Could you write out every entry exactly as it stands?

───── DATA SUPPLIED

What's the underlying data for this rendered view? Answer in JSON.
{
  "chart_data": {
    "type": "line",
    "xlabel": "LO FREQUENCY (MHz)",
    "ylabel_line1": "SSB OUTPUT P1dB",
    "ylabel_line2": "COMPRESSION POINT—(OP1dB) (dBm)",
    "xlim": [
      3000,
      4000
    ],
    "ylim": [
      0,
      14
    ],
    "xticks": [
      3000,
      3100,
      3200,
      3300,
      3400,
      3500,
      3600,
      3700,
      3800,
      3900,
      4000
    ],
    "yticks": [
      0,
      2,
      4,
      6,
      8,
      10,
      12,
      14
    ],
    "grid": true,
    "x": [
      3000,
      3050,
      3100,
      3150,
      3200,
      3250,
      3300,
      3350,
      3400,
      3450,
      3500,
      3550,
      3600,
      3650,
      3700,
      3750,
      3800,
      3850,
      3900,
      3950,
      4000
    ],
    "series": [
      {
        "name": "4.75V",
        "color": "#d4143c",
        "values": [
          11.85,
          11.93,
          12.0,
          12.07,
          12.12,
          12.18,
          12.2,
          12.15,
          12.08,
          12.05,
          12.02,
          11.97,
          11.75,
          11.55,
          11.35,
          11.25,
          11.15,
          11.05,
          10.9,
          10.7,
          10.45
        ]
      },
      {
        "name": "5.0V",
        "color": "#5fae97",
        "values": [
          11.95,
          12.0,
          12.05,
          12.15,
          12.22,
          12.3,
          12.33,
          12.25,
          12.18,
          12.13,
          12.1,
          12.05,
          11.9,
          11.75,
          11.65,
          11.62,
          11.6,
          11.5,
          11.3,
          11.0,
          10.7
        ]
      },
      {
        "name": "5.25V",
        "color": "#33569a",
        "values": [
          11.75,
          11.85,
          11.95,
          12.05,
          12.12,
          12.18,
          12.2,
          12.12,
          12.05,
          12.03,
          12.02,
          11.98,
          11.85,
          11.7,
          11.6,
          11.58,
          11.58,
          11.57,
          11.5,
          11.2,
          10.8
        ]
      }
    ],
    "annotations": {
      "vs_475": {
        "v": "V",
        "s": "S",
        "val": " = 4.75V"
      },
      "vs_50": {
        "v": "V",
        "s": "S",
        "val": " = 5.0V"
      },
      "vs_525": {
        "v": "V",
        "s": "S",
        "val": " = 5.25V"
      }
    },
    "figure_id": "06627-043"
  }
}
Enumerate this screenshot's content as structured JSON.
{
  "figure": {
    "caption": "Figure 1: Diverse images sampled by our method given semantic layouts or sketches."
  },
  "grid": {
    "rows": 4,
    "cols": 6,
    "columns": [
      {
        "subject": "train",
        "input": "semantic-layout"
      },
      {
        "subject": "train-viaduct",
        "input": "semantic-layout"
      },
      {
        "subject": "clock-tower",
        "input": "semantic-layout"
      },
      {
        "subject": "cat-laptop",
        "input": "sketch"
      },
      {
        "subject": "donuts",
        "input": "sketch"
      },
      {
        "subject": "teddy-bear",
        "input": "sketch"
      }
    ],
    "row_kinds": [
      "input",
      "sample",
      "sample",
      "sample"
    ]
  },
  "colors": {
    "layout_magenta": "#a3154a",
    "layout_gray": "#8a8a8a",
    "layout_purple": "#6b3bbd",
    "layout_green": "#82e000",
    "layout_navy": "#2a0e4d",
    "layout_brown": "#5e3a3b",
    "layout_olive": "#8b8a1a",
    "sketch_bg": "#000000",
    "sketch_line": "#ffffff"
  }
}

──────────

--- ANSWER IN FULL ---
What's the underlying data for this rendered view? Answer in JSON.
{
  "chart_data": {
    "type": "line",
    "xlabel": "LO FREQUENCY (MHz)",
    "ylabel_line1": "SSB OUTPUT P1dB",
    "ylabel_line2": "COMPRESSION POINT—(OP1dB) (dBm)",
    "xlim": [
      3000,
      4000
    ],
    "ylim": [
      0,
      14
    ],
    "xticks": [
      3000,
      3100,
      3200,
      3300,
      3400,
      3500,
      3600,
      3700,
      3800,
      3900,
      4000
    ],
    "yticks": [
      0,
      2,
      4,
      6,
      8,
      10,
      12,
      14
    ],
    "grid": true,
    "x": [
      3000,
      3050,
      3100,
      3150,
      3200,
      3250,
      3300,
      3350,
      3400,
      3450,
      3500,
      3550,
      3600,
      3650,
      3700,
      3750,
      3800,
      3850,
      3900,
      3950,
      4000
    ],
    "series": [
      {
        "name": "4.75V",
        "color": "#d4143c",
        "values": [
          11.85,
          11.93,
          12.0,
          12.07,
          12.12,
          12.18,
          12.2,
          12.15,
          12.08,
          12.05,
          12.02,
          11.97,
          11.75,
          11.55,
          11.35,
          11.25,
          11.15,
          11.05,
          10.9,
          10.7,
          10.45
        ]
      },
      {
        "name": "5.0V",
        "color": "#5fae97",
        "values": [
          11.95,
          12.0,
          12.05,
          12.15,
          12.22,
          12.3,
          12.33,
          12.25,
          12.18,
          12.13,
          12.1,
          12.05,
          11.9,
          11.75,
          11.65,
          11.62,
          11.6,
          11.5,
          11.3,
          11.0,
          10.7
        ]
      },
      {
        "name": "5.25V",
        "color": "#33569a",
        "values": [
          11.75,
          11.85,
          11.95,
          12.05,
          12.12,
          12.18,
          12.2,
          12.12,
          12.05,
          12.03,
          12.02,
          11.98,
          11.85,
          11.7,
          11.6,
          11.58,
          11.58,
          11.57,
          11.5,
          11.2,
          10.8
        ]
      }
    ],
    "annotations": {
      "vs_475": {
        "v": "V",
        "s": "S",
        "val": " = 4.75V"
      },
      "vs_50": {
        "v": "V",
        "s": "S",
        "val": " = 5.0V"
      },
      "vs_525": {
        "v": "V",
        "s": "S",
        "val": " = 5.25V"
      }
    },
    "figure_id": "06627-043"
  }
}
Enumerate this screenshot's content as structured JSON.
{
  "figure": {
    "caption": "Figure 1: Diverse images sampled by our method given semantic layouts or sketches."
  },
  "grid": {
    "rows": 4,
    "cols": 6,
    "columns": [
      {
        "subject": "train",
        "input": "semantic-layout"
      },
      {
        "subject": "train-viaduct",
        "input": "semantic-layout"
      },
      {
        "subject": "clock-tower",
        "input": "semantic-layout"
      },
      {
        "subject": "cat-laptop",
        "input": "sketch"
      },
      {
        "subject": "donuts",
        "input": "sketch"
      },
      {
        "subject": "teddy-bear",
        "input": "sketch"
      }
    ],
    "row_kinds": [
      "input",
      "sample",
      "sample",
      "sample"
    ]
  },
  "colors": {
    "layout_magenta": "#a3154a",
    "layout_gray": "#8a8a8a",
    "layout_purple": "#6b3bbd",
    "layout_green": "#82e000",
    "layout_navy": "#2a0e4d",
    "layout_brown": "#5e3a3b",
    "layout_olive": "#8b8a1a",
    "sketch_bg": "#000000",
    "sketch_line": "#ffffff"
  }
}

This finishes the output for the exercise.